Filter the records below down to lines containing "технологий".

____________

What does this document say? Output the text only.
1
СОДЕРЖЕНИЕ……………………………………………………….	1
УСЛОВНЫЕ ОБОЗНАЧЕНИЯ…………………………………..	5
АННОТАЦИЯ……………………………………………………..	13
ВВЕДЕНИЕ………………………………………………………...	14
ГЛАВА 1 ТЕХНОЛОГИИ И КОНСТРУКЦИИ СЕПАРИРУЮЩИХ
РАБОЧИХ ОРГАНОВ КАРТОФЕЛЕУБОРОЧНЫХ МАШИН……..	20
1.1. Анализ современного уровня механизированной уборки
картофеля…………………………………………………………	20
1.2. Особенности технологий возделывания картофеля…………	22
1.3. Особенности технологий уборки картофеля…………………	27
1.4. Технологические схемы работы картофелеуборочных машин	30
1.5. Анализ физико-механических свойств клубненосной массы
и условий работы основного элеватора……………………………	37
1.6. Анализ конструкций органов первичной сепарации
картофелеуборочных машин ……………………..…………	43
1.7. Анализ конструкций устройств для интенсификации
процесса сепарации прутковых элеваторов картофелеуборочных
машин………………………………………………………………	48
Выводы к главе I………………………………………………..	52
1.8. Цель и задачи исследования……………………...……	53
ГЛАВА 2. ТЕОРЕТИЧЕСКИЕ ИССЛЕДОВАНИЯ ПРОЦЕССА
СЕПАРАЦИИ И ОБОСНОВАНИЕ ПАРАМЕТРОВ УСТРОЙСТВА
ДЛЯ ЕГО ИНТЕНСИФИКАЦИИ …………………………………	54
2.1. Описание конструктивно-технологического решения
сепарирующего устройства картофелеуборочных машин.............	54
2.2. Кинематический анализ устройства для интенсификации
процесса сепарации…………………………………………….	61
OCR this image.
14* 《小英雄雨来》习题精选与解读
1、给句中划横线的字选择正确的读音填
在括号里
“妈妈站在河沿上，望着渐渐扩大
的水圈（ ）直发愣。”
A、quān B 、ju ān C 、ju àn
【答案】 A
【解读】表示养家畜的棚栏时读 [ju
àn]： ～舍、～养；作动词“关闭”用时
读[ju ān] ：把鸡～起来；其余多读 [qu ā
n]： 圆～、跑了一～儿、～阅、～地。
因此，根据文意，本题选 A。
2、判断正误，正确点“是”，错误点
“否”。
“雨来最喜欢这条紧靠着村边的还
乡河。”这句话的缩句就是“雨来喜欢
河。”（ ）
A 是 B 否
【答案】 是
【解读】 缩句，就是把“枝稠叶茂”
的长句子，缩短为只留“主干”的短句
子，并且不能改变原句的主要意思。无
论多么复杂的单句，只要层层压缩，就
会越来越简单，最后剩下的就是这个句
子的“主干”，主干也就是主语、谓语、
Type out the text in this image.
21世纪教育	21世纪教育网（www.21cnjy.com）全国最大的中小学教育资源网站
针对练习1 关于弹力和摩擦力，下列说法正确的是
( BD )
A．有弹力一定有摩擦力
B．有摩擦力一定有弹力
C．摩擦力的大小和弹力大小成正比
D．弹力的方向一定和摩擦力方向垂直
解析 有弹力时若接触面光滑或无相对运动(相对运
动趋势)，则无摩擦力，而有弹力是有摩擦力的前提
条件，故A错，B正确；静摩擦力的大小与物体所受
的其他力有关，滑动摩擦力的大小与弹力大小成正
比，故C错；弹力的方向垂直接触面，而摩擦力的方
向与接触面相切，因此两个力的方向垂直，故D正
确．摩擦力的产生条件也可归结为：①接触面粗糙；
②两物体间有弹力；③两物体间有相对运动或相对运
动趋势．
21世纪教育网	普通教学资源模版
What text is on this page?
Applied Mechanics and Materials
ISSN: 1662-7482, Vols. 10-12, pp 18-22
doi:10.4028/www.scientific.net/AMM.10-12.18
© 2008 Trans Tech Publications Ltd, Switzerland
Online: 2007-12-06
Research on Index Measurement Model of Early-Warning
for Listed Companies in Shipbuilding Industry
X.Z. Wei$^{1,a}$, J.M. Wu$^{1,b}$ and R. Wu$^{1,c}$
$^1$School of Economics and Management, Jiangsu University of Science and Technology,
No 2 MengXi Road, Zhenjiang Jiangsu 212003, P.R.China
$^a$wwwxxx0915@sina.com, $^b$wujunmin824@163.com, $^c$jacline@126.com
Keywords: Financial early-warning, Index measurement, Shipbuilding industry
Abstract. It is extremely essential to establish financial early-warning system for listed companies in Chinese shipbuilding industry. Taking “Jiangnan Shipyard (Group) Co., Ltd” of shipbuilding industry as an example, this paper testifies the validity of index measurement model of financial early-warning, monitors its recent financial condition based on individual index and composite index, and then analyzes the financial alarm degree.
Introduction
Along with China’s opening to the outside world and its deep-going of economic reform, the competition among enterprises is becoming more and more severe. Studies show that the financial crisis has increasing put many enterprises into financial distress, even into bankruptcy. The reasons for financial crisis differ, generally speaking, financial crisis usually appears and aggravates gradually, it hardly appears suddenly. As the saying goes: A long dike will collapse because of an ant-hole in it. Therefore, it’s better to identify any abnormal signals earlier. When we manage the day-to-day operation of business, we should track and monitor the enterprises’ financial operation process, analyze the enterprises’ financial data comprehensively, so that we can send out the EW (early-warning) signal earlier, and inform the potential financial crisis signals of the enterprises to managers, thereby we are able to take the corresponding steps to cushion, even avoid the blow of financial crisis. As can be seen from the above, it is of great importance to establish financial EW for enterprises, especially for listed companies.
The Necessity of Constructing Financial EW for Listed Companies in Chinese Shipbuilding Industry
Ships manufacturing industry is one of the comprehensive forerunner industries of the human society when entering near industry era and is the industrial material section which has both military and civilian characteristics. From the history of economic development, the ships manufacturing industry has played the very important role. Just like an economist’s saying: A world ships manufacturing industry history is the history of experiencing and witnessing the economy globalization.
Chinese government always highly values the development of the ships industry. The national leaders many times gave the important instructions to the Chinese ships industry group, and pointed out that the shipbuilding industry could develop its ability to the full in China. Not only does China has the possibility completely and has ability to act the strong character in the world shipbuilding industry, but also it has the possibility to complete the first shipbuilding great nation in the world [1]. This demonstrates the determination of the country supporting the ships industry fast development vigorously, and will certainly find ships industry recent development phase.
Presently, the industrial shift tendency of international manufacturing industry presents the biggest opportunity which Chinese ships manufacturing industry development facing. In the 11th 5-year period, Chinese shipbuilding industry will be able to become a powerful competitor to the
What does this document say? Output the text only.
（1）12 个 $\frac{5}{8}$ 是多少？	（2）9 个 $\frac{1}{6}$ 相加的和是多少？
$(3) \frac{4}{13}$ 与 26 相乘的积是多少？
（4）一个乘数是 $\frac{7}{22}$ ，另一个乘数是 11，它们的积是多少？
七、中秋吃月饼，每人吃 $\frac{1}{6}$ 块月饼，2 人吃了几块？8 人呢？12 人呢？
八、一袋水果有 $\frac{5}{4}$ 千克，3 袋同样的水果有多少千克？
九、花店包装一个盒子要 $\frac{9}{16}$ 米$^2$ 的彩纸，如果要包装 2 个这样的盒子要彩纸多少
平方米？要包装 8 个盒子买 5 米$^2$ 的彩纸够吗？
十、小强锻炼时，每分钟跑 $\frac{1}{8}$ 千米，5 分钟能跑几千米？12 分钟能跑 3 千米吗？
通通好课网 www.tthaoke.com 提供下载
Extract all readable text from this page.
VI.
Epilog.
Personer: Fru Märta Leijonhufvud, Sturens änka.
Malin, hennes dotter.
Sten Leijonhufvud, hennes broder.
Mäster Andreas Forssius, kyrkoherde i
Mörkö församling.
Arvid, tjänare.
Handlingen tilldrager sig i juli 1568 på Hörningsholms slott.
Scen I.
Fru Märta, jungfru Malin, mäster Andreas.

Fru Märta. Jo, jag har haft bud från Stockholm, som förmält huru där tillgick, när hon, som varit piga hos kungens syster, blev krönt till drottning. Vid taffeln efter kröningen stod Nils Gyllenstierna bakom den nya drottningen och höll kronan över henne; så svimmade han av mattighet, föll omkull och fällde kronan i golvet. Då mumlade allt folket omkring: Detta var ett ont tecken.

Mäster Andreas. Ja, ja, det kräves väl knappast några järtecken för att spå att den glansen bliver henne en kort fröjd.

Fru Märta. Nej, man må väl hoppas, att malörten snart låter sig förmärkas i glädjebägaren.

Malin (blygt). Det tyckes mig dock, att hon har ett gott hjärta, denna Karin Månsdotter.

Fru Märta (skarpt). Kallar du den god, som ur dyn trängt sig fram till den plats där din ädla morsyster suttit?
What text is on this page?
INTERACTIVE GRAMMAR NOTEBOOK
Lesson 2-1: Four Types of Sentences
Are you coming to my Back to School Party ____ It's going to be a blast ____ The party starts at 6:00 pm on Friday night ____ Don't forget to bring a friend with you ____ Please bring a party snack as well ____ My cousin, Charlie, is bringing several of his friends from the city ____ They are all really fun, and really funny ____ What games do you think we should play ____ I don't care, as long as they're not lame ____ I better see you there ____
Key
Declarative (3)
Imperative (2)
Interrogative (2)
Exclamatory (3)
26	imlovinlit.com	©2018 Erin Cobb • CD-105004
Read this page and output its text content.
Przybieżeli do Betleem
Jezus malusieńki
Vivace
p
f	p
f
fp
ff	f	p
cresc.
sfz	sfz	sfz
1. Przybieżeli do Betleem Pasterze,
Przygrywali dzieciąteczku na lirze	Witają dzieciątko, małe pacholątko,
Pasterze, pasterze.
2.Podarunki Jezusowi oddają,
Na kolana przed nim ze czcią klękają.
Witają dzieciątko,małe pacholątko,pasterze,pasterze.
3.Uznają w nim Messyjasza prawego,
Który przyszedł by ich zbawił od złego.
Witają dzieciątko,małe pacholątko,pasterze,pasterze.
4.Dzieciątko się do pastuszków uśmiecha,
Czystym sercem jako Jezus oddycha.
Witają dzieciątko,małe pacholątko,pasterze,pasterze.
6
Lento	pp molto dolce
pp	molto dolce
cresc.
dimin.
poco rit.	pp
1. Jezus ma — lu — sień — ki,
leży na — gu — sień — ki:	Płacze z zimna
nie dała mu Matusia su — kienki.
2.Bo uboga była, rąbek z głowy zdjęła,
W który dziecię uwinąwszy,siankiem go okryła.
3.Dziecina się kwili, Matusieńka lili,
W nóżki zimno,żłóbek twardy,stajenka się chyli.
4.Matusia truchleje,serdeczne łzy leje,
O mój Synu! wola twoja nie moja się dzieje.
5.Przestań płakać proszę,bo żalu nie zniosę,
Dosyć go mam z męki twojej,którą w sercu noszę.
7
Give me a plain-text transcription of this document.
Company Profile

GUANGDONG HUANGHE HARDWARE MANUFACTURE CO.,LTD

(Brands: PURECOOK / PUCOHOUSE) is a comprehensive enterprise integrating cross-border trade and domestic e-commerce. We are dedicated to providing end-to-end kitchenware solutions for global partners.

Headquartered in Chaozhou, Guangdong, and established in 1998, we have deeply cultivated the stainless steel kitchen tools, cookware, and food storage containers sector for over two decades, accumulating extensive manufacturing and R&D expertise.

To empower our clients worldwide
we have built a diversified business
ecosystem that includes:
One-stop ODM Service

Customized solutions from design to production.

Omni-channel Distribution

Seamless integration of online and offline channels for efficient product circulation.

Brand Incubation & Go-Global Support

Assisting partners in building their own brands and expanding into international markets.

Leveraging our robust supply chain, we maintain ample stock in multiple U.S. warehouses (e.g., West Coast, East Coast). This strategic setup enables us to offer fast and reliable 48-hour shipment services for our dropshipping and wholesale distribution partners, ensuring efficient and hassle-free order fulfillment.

____________

### FULL OUTPUT
1.2. Особенности технологий возделывания картофеля…………	22
1.3. Особенности технологий уборки картофеля…………………	27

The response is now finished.